*Goal of the exercise*.
Print the data that follows exactly.

Stored data entries
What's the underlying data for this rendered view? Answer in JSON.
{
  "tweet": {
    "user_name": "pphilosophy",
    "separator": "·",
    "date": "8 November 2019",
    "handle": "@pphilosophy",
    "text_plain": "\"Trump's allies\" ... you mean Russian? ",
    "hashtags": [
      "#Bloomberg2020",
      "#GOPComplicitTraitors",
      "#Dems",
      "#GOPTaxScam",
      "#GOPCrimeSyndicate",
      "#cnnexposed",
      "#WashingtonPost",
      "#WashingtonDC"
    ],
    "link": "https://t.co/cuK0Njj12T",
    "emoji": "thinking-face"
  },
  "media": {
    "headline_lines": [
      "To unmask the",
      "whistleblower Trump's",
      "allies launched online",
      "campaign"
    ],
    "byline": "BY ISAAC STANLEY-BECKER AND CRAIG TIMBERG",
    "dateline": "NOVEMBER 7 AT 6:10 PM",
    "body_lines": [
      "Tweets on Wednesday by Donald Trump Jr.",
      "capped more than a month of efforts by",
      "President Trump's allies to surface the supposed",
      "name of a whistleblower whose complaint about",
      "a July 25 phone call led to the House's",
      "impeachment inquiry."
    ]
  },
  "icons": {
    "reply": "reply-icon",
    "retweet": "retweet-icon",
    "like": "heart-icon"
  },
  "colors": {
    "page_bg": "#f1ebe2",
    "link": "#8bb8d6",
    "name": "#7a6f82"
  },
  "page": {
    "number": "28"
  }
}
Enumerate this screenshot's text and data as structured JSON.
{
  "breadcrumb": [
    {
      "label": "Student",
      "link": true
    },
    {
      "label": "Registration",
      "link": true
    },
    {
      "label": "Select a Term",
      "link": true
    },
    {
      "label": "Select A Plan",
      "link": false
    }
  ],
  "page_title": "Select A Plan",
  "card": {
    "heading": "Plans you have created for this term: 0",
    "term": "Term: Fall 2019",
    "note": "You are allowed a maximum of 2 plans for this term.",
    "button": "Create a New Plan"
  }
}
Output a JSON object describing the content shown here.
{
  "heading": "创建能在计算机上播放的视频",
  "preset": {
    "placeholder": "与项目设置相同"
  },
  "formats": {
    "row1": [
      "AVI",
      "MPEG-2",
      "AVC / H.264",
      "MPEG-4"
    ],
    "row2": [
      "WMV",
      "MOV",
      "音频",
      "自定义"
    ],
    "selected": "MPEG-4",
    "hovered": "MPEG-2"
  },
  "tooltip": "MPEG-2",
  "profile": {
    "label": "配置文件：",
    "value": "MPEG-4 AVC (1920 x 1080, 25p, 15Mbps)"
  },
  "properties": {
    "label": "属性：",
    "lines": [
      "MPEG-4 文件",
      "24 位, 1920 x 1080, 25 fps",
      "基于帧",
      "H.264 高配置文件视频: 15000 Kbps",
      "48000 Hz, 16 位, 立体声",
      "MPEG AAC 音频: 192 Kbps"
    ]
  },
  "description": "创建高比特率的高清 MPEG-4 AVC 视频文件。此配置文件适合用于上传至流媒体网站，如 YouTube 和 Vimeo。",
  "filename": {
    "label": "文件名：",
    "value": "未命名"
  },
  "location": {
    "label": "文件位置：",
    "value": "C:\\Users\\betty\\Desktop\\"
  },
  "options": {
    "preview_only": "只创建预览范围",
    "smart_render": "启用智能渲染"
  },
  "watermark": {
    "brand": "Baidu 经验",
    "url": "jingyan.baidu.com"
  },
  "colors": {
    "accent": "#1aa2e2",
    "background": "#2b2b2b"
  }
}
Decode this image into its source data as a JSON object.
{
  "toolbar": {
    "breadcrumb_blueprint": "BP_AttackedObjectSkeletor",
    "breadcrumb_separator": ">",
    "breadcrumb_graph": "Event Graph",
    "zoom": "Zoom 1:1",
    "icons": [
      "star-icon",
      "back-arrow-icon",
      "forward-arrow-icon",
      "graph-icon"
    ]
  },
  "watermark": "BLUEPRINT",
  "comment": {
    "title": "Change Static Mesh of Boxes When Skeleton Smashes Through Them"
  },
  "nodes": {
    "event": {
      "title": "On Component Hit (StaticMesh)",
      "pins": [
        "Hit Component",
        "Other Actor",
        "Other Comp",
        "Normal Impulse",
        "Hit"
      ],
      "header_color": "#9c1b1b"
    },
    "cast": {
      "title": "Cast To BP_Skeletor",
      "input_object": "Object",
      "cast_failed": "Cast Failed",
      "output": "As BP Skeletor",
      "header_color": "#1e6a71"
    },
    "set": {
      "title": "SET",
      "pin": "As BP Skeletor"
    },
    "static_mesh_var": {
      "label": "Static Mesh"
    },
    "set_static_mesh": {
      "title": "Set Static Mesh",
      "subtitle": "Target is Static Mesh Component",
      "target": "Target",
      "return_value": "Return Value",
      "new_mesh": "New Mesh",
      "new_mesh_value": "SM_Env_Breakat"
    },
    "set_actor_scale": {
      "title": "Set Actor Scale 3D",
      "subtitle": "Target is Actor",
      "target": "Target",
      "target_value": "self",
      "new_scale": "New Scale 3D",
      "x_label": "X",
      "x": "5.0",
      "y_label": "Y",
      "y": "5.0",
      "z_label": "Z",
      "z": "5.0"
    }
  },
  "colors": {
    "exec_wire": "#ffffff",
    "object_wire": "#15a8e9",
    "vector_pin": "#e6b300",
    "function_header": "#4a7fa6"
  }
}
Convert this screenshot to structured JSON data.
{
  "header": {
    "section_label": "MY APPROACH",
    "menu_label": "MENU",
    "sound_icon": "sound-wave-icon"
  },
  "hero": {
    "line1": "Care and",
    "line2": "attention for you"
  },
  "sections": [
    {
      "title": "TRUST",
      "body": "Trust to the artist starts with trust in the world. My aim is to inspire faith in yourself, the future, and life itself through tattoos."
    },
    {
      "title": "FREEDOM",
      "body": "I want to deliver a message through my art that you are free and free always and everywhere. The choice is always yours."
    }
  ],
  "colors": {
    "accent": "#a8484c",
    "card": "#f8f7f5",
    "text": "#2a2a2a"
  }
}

*Task output*.
What's the underlying data for this rendered view? Answer in JSON.
{
  "tweet": {
    "user_name": "pphilosophy",
    "separator": "·",
    "date": "8 November 2019",
    "handle": "@pphilosophy",
    "text_plain": "\"Trump's allies\" ... you mean Russian? ",
    "hashtags": [
      "#Bloomberg2020",
      "#GOPComplicitTraitors",
      "#Dems",
      "#GOPTaxScam",
      "#GOPCrimeSyndicate",
      "#cnnexposed",
      "#WashingtonPost",
      "#WashingtonDC"
    ],
    "link": "https://t.co/cuK0Njj12T",
    "emoji": "thinking-face"
  },
  "media": {
    "headline_lines": [
      "To unmask the",
      "whistleblower Trump's",
      "allies launched online",
      "campaign"
    ],
    "byline": "BY ISAAC STANLEY-BECKER AND CRAIG TIMBERG",
    "dateline": "NOVEMBER 7 AT 6:10 PM",
    "body_lines": [
      "Tweets on Wednesday by Donald Trump Jr.",
      "capped more than a month of efforts by",
      "President Trump's allies to surface the supposed",
      "name of a whistleblower whose complaint about",
      "a July 25 phone call led to the House's",
      "impeachment inquiry."
    ]
  },
  "icons": {
    "reply": "reply-icon",
    "retweet": "retweet-icon",
    "like": "heart-icon"
  },
  "colors": {
    "page_bg": "#f1ebe2",
    "link": "#8bb8d6",
    "name": "#7a6f82"
  },
  "page": {
    "number": "28"
  }
}
Enumerate this screenshot's text and data as structured JSON.
{
  "breadcrumb": [
    {
      "label": "Student",
      "link": true
    },
    {
      "label": "Registration",
      "link": true
    },
    {
      "label": "Select a Term",
      "link": true
    },
    {
      "label": "Select A Plan",
      "link": false
    }
  ],
  "page_title": "Select A Plan",
  "card": {
    "heading": "Plans you have created for this term: 0",
    "term": "Term: Fall 2019",
    "note": "You are allowed a maximum of 2 plans for this term.",
    "button": "Create a New Plan"
  }
}
Output a JSON object describing the content shown here.
{
  "heading": "创建能在计算机上播放的视频",
  "preset": {
    "placeholder": "与项目设置相同"
  },
  "formats": {
    "row1": [
      "AVI",
      "MPEG-2",
      "AVC / H.264",
      "MPEG-4"
    ],
    "row2": [
      "WMV",
      "MOV",
      "音频",
      "自定义"
    ],
    "selected": "MPEG-4",
    "hovered": "MPEG-2"
  },
  "tooltip": "MPEG-2",
  "profile": {
    "label": "配置文件：",
    "value": "MPEG-4 AVC (1920 x 1080, 25p, 15Mbps)"
  },
  "properties": {
    "label": "属性：",
    "lines": [
      "MPEG-4 文件",
      "24 位, 1920 x 1080, 25 fps",
      "基于帧",
      "H.264 高配置文件视频: 15000 Kbps",
      "48000 Hz, 16 位, 立体声",
      "MPEG AAC 音频: 192 Kbps"
    ]
  },
  "description": "创建高比特率的高清 MPEG-4 AVC 视频文件。此配置文件适合用于上传至流媒体网站，如 YouTube 和 Vimeo。",
  "filename": {
    "label": "文件名：",
    "value": "未命名"
  },
  "location": {
    "label": "文件位置：",
    "value": "C:\\Users\\betty\\Desktop\\"
  },
  "options": {
    "preview_only": "只创建预览范围",
    "smart_render": "启用智能渲染"
  },
  "watermark": {
    "brand": "Baidu 经验",
    "url": "jingyan.baidu.com"
  },
  "colors": {
    "accent": "#1aa2e2",
    "background": "#2b2b2b"
  }
}
Decode this image into its source data as a JSON object.
{
  "toolbar": {
    "breadcrumb_blueprint": "BP_AttackedObjectSkeletor",
    "breadcrumb_separator": ">",
    "breadcrumb_graph": "Event Graph",
    "zoom": "Zoom 1:1",
    "icons": [
      "star-icon",
      "back-arrow-icon",
      "forward-arrow-icon",
      "graph-icon"
    ]
  },
  "watermark": "BLUEPRINT",
  "comment": {
    "title": "Change Static Mesh of Boxes When Skeleton Smashes Through Them"
  },
  "nodes": {
    "event": {
      "title": "On Component Hit (StaticMesh)",
      "pins": [
        "Hit Component",
        "Other Actor",
        "Other Comp",
        "Normal Impulse",
        "Hit"
      ],
      "header_color": "#9c1b1b"
    },
    "cast": {
      "title": "Cast To BP_Skeletor",
      "input_object": "Object",
      "cast_failed": "Cast Failed",
      "output": "As BP Skeletor",
      "header_color": "#1e6a71"
    },
    "set": {
      "title": "SET",
      "pin": "As BP Skeletor"
    },
    "static_mesh_var": {
      "label": "Static Mesh"
    },
    "set_static_mesh": {
      "title": "Set Static Mesh",
      "subtitle": "Target is Static Mesh Component",
      "target": "Target",
      "return_value": "Return Value",
      "new_mesh": "New Mesh",
      "new_mesh_value": "SM_Env_Breakat"
    },
    "set_actor_scale": {
      "title": "Set Actor Scale 3D",
      "subtitle": "Target is Actor",
      "target": "Target",
      "target_value": "self",
      "new_scale": "New Scale 3D",
      "x_label": "X",
      "x": "5.0",
      "y_label": "Y",
      "y": "5.0",
      "z_label": "Z",
      "z": "5.0"
    }
  },
  "colors": {
    "exec_wire": "#ffffff",
    "object_wire": "#15a8e9",
    "vector_pin": "#e6b300",
    "function_header": "#4a7fa6"
  }
}
Convert this screenshot to structured JSON data.
{
  "header": {
    "section_label": "MY APPROACH",
    "menu_label": "MENU",
    "sound_icon": "sound-wave-icon"
  },
  "hero": {
    "line1": "Care and",
    "line2": "attention for you"
  },
  "sections": [
    {
      "title": "TRUST",
      "body": "Trust to the artist starts with trust in the world. My aim is to inspire faith in yourself, the future, and life itself through tattoos."
    },
    {
      "title": "FREEDOM",
      "body": "I want to deliver a message through my art that you are free and free always and everywhere. The choice is always yours."
    }
  ],
  "colors": {
    "accent": "#a8484c",
    "card": "#f8f7f5",
    "text": "#2a2a2a"
  }
}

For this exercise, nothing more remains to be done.